Dataset records
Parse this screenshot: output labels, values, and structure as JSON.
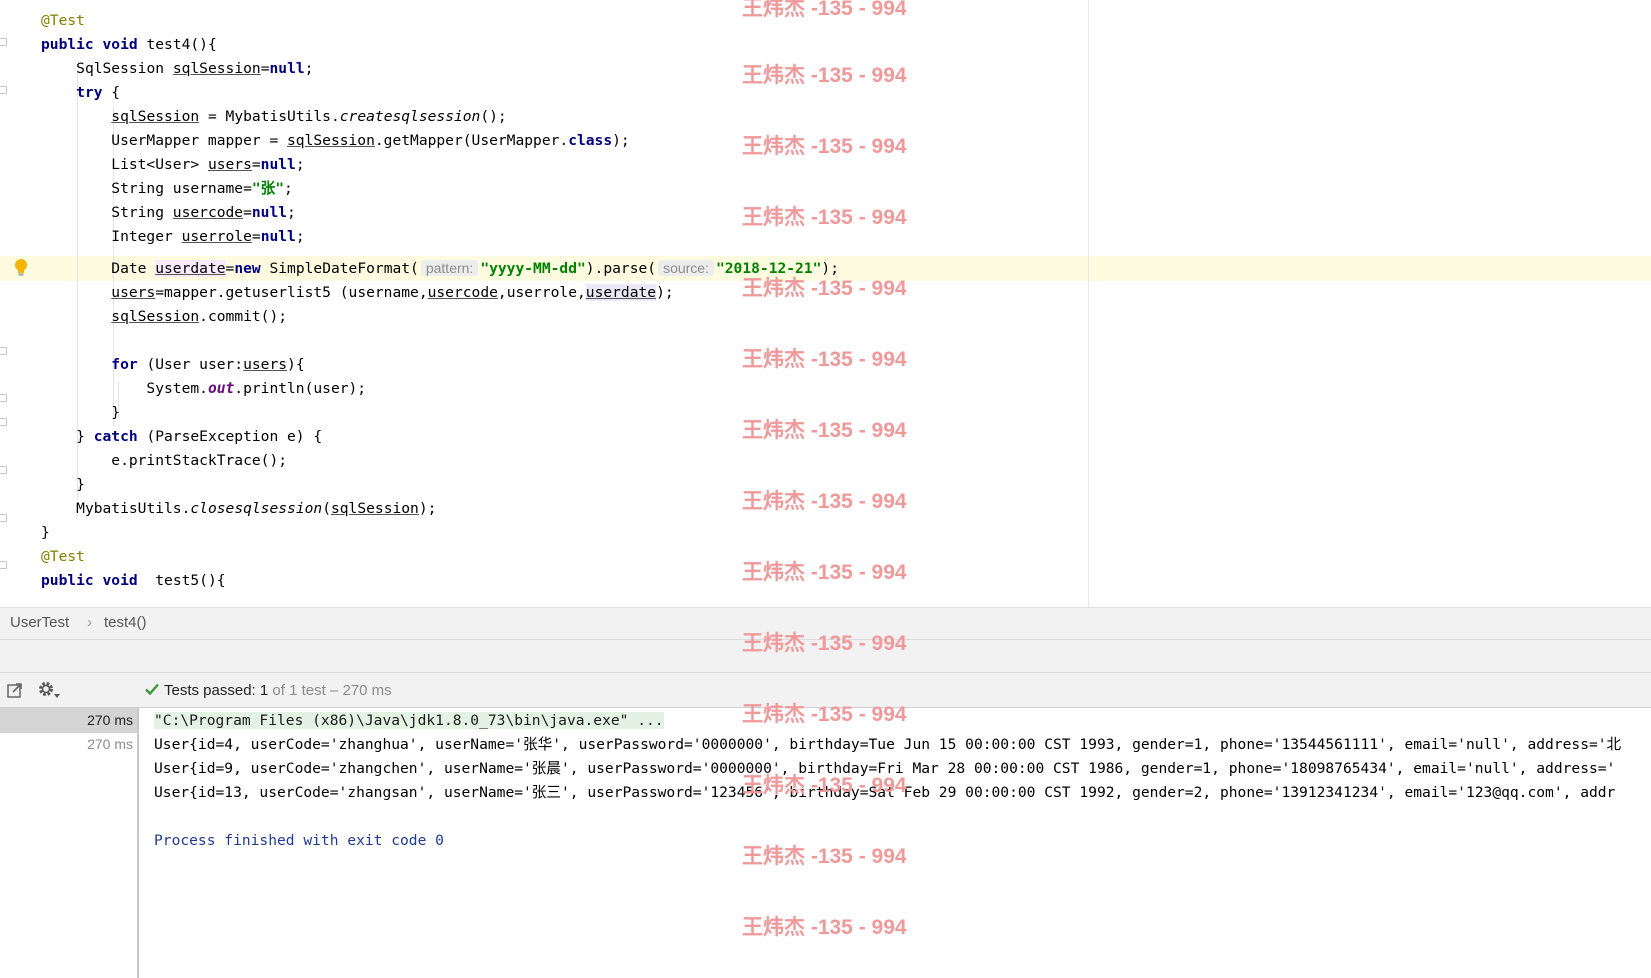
{
  "editor": {
    "code": {
      "annotation": "@Test",
      "test4_signature": "test4(){",
      "kw_public": "public",
      "kw_void": "void",
      "kw_try": "try",
      "kw_new": "new",
      "kw_class": "class",
      "kw_for": "for",
      "kw_catch": "catch",
      "lit_null": "null",
      "var_sqlSession": "sqlSession",
      "var_users": "users",
      "var_usercode": "usercode",
      "var_userrole": "userrole",
      "var_userdate": "userdate",
      "type_SqlSession": "SqlSession",
      "MybatisUtils": "MybatisUtils.",
      "createsqlsession": "createsqlsession",
      "closesqlsession": "closesqlsession",
      "str_zhang": "\"张\"",
      "str_format": "\"yyyy-MM-dd\"",
      "str_date": "\"2018-12-21\"",
      "hint_pattern": "pattern:",
      "hint_source": "source:",
      "out_field": "out",
      "test5_signature": " test5(){"
    }
  },
  "breadcrumb": {
    "class_name": "UserTest",
    "separator": "›",
    "method_name": "test4()"
  },
  "run_panel": {
    "status_label": "Tests passed:",
    "passed_count": "1",
    "status_detail": "of 1 test – 270 ms",
    "tree": {
      "root_time": "270 ms",
      "child_time": "270 ms"
    },
    "console": {
      "command": "\"C:\\Program Files (x86)\\Java\\jdk1.8.0_73\\bin\\java.exe\" ...",
      "output": [
        "User{id=4, userCode='zhanghua', userName='张华', userPassword='0000000', birthday=Tue Jun 15 00:00:00 CST 1993, gender=1, phone='13544561111', email='null', address='北",
        "User{id=9, userCode='zhangchen', userName='张晨', userPassword='0000000', birthday=Fri Mar 28 00:00:00 CST 1986, gender=1, phone='18098765434', email='null', address='",
        "User{id=13, userCode='zhangsan', userName='张三', userPassword='123456', birthday=Sat Feb 29 00:00:00 CST 1992, gender=2, phone='13912341234', email='123@qq.com', addr"
      ],
      "exit_message": "Process finished with exit code 0"
    }
  },
  "watermark": {
    "text": "王炜杰 -135 - 994"
  },
  "colors": {
    "keyword": "#000080",
    "annotation": "#808000",
    "string": "#008000",
    "static_field": "#660e7a",
    "watermark": "#f0999a",
    "pass_check": "#3a9a3a",
    "caret_line": "#fdfce0"
  }
}
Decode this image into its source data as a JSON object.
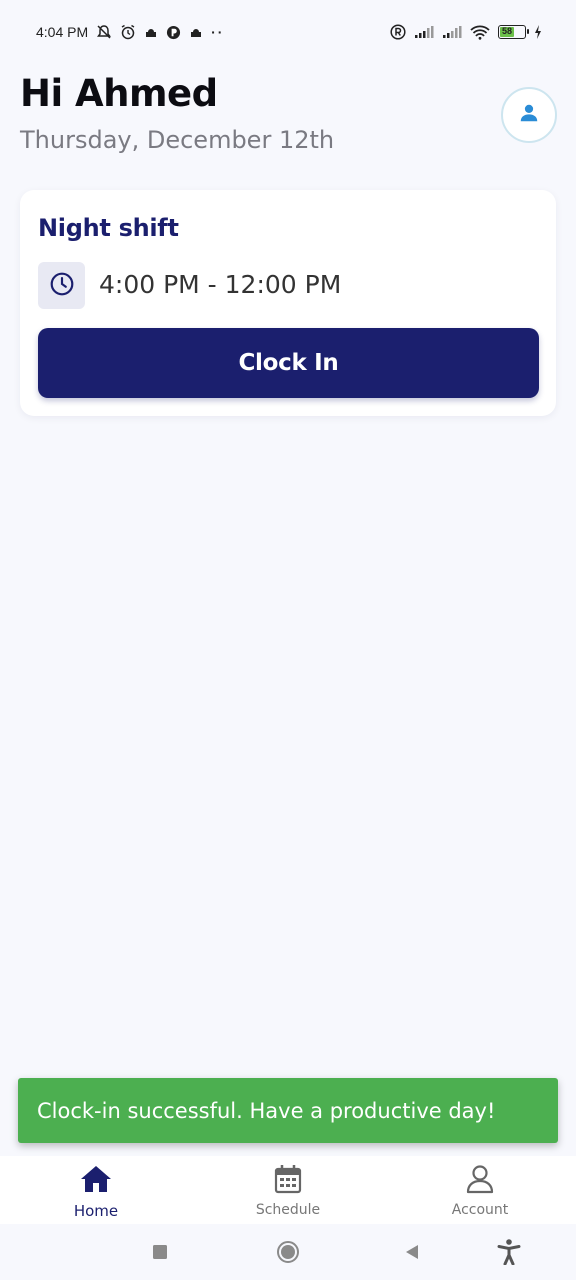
{
  "status_bar": {
    "time": "4:04 PM",
    "battery_level": "58",
    "icons": [
      "bell-off-icon",
      "alarm-icon",
      "mosque-icon",
      "app-icon",
      "mosque-icon",
      "more-dots-icon",
      "registered-icon",
      "signal-icon",
      "signal-icon",
      "wifi-icon",
      "battery-icon",
      "charging-icon"
    ],
    "more_dots": "··"
  },
  "header": {
    "greeting": "Hi Ahmed",
    "date": "Thursday, December 12th",
    "avatar_icon": "person-icon"
  },
  "shift_card": {
    "title": "Night shift",
    "clock_icon": "clock-icon",
    "time_range": "4:00 PM - 12:00 PM",
    "button_label": "Clock In"
  },
  "snackbar": {
    "message": "Clock-in successful. Have a productive day!"
  },
  "bottom_nav": {
    "items": [
      {
        "label": "Home",
        "icon": "home-icon",
        "active": true
      },
      {
        "label": "Schedule",
        "icon": "calendar-icon",
        "active": false
      },
      {
        "label": "Account",
        "icon": "person-outline-icon",
        "active": false
      }
    ]
  },
  "system_nav": {
    "buttons": [
      "recents-icon",
      "home-circle-icon",
      "back-icon",
      "accessibility-icon"
    ]
  },
  "colors": {
    "background": "#F7F8FD",
    "primary": "#1B1F6E",
    "success": "#4CAF50",
    "avatar_accent": "#2A8CD6"
  }
}
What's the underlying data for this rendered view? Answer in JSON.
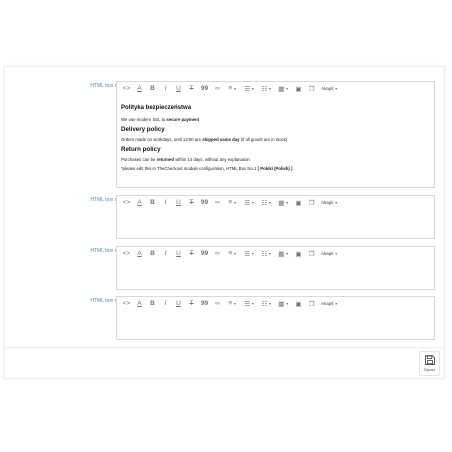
{
  "boxes": [
    {
      "label": "HTML box nr.1",
      "content": {
        "h1": "Polityka bezpieczeństwa",
        "p1_pre": "We use modern SSL to ",
        "p1_bold": "secure payment",
        "h2": "Delivery policy",
        "p2_pre": "Orders made on workdays, until 13:00 are ",
        "p2_bold": "shipped same day",
        "p2_post": " (if all goods are in stock)",
        "h3": "Return policy",
        "p3_pre": "Purchases can be ",
        "p3_bold": "returned",
        "p3_post": " within 14 days, without any explanation",
        "p4_pre": "*please edit this in TheCheckout module configuration, HTML Box No.1 ",
        "p4_bold": "[ Polski (Polish) ]"
      }
    },
    {
      "label": "HTML box nr.2"
    },
    {
      "label": "HTML box nr.3"
    },
    {
      "label": "HTML box nr.4"
    }
  ],
  "toolbar": {
    "code": "<>",
    "font_color": "A",
    "bold": "B",
    "italic": "I",
    "underline": "U",
    "strike": "T",
    "quote": "99",
    "link": "∞",
    "align": "≡",
    "bullets": "☰",
    "numbers": "☷",
    "table": "▦",
    "image": "▣",
    "media": "❐",
    "format": "Akapit",
    "drop": "▼"
  },
  "save": {
    "label": "Zapisz"
  },
  "colors": {
    "label": "#4a8fba",
    "border": "#d6d9dd",
    "icon": "#6c757d"
  }
}
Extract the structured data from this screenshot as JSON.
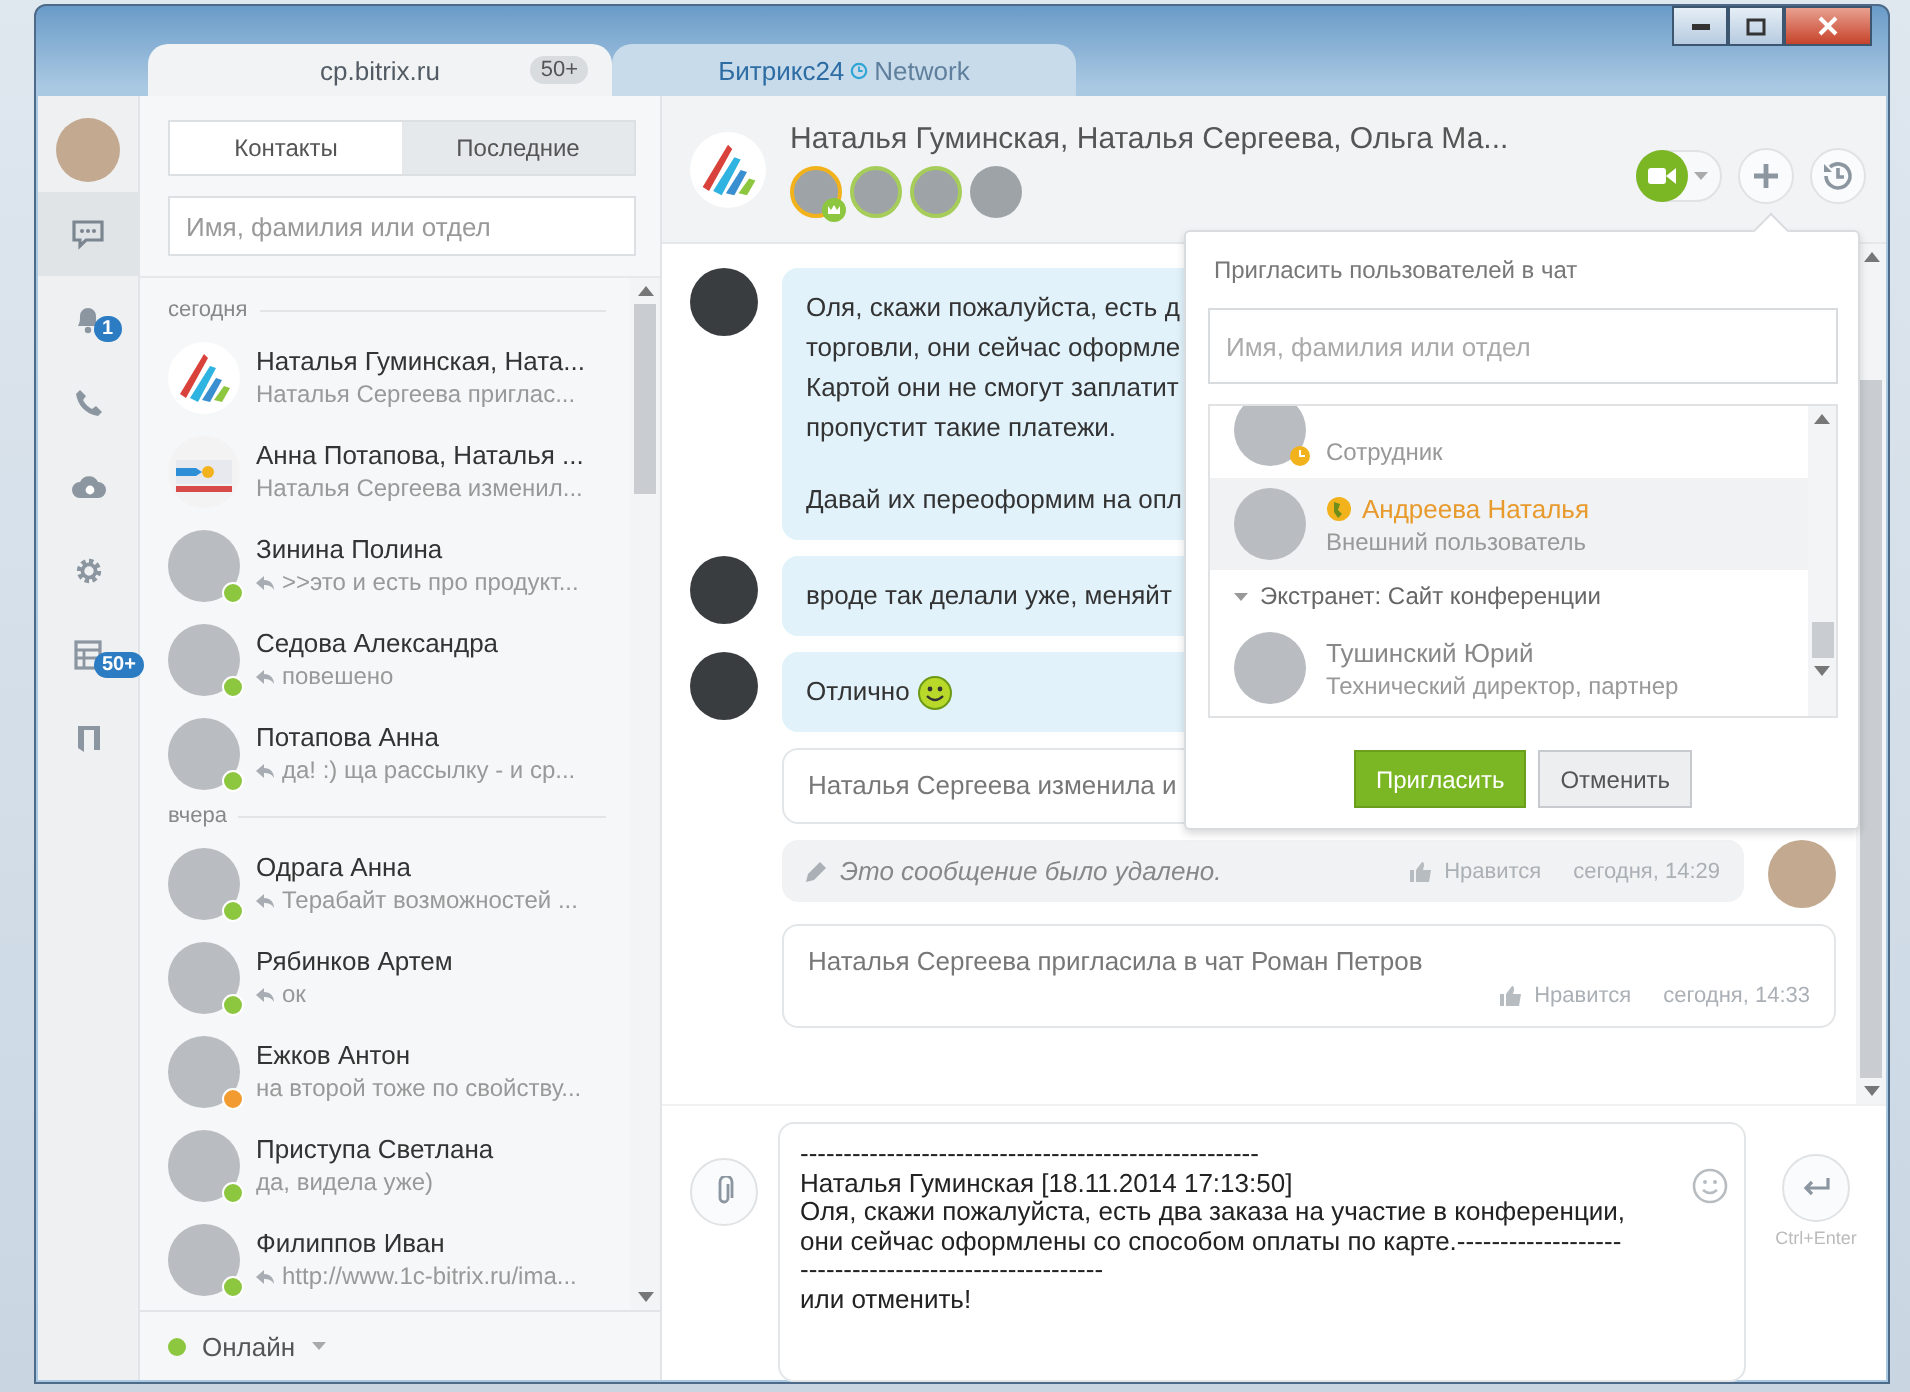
{
  "window_tabs": [
    {
      "label": "cp.bitrix.ru",
      "badge": "50+",
      "selected": true
    },
    {
      "label": "Битрикс24",
      "label2": "Network",
      "selected": false
    }
  ],
  "rail": [
    {
      "kind": "avatar",
      "selected": false
    },
    {
      "kind": "chat",
      "selected": true
    },
    {
      "kind": "bell",
      "badge": "1",
      "selected": false
    },
    {
      "kind": "phone",
      "selected": false
    },
    {
      "kind": "cloud",
      "selected": false
    },
    {
      "kind": "gear",
      "selected": false
    },
    {
      "kind": "grid",
      "badge": "50+",
      "selected": false
    },
    {
      "kind": "book",
      "selected": false
    }
  ],
  "contacts": {
    "tabs": [
      {
        "label": "Контакты",
        "selected": true
      },
      {
        "label": "Последние",
        "selected": false
      }
    ],
    "search": {
      "placeholder": "Имя, фамилия или отдел"
    },
    "groups": [
      {
        "title": "сегодня",
        "items": [
          {
            "name": "Наталья Гуминская, Ната...",
            "preview": "Наталья Сергеева приглас...",
            "kind": "group",
            "replied": false
          },
          {
            "name": "Анна Потапова, Наталья ...",
            "preview": "Наталья Сергеева изменил...",
            "kind": "group2",
            "replied": false
          },
          {
            "name": "Зинина Полина",
            "preview": ">>это и есть про продукт...",
            "kind": "person",
            "replied": true,
            "online": true
          },
          {
            "name": "Седова Александра",
            "preview": "повешено",
            "kind": "person",
            "replied": true,
            "online": true
          },
          {
            "name": "Потапова Анна",
            "preview": "да! :) ща рассылку - и ср...",
            "kind": "person",
            "replied": true,
            "online": true
          }
        ]
      },
      {
        "title": "вчера",
        "items": [
          {
            "name": "Одрага Анна",
            "preview": "Терабайт возможностей ...",
            "kind": "person",
            "replied": true,
            "online": true
          },
          {
            "name": "Рябинков Артем",
            "preview": "ок",
            "kind": "person",
            "replied": true,
            "online": true
          },
          {
            "name": "Ежков Антон",
            "preview": "на второй тоже по свойству...",
            "kind": "person",
            "replied": false,
            "away": true
          },
          {
            "name": "Приступа Светлана",
            "preview": "да, видела уже)",
            "kind": "person",
            "replied": false,
            "online": true
          },
          {
            "name": "Филиппов Иван",
            "preview": "http://www.1c-bitrix.ru/ima...",
            "kind": "person",
            "replied": true,
            "online": true
          }
        ]
      }
    ],
    "status": {
      "label": "Онлайн",
      "color": "#8dc63f"
    }
  },
  "chat": {
    "title": "Наталья Гуминская, Наталья Сергеева, Ольга Ма...",
    "members": [
      {
        "owner": true,
        "online": true
      },
      {
        "owner": false,
        "online": true
      },
      {
        "owner": false,
        "online": true
      },
      {
        "owner": false,
        "online": false
      }
    ],
    "messages": [
      {
        "kind": "bubble",
        "paragraphs": [
          [
            "Оля, скажи пожалуйста, есть д",
            "торговли, они сейчас оформле",
            "Картой они не смогут заплатит",
            "пропустит такие платежи."
          ],
          [
            "Давай их переоформим на опл"
          ]
        ]
      },
      {
        "kind": "bubble",
        "paragraphs": [
          [
            "вроде так делали уже, меняйт"
          ]
        ]
      },
      {
        "kind": "bubble",
        "paragraphs": [
          [
            "Отлично"
          ]
        ],
        "smiley": true
      },
      {
        "kind": "system",
        "text": "Наталья Сергеева изменила и"
      },
      {
        "kind": "deleted",
        "text": "Это сообщение было удалено.",
        "like": "Нравится",
        "time": "сегодня, 14:29"
      },
      {
        "kind": "system",
        "text": "Наталья Сергеева пригласила в чат Роман Петров",
        "like": "Нравится",
        "time": "сегодня, 14:33"
      }
    ],
    "compose": {
      "value": "-----------------------------------------------------\nНаталья Гуминская [18.11.2014 17:13:50]\nОля, скажи пожалуйста, есть два заказа на участие в конференции,\nони сейчас оформлены со способом оплаты по карте.-------------------\n-----------------------------------\nили отменить!",
      "send_hint": "Ctrl+Enter"
    }
  },
  "invite": {
    "title": "Пригласить пользователей в чат",
    "search": {
      "placeholder": "Имя, фамилия или отдел"
    },
    "items": [
      {
        "kind": "user",
        "role": "Сотрудник",
        "away": true,
        "selected": false
      },
      {
        "kind": "user",
        "name": "Андреева Наталья",
        "role": "Внешний пользователь",
        "extranet": true,
        "selected": true
      },
      {
        "kind": "header",
        "name": "Экстранет: Сайт конференции",
        "expanded": true
      },
      {
        "kind": "user",
        "name": "Тушинский Юрий",
        "role": "Технический директор, партнер",
        "selected": false
      }
    ],
    "buttons": [
      {
        "label": "Пригласить",
        "kind": "primary"
      },
      {
        "label": "Отменить",
        "kind": "secondary"
      }
    ]
  }
}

(YOUR OBJECTIVE):
Scan the records above for the string "bitrix", then select every line that holds it.

(WRITTEN ANSWER):
      "label": "cp.bitrix.ru",
            "preview": "http://www.1c-bitrix.ru/ima...",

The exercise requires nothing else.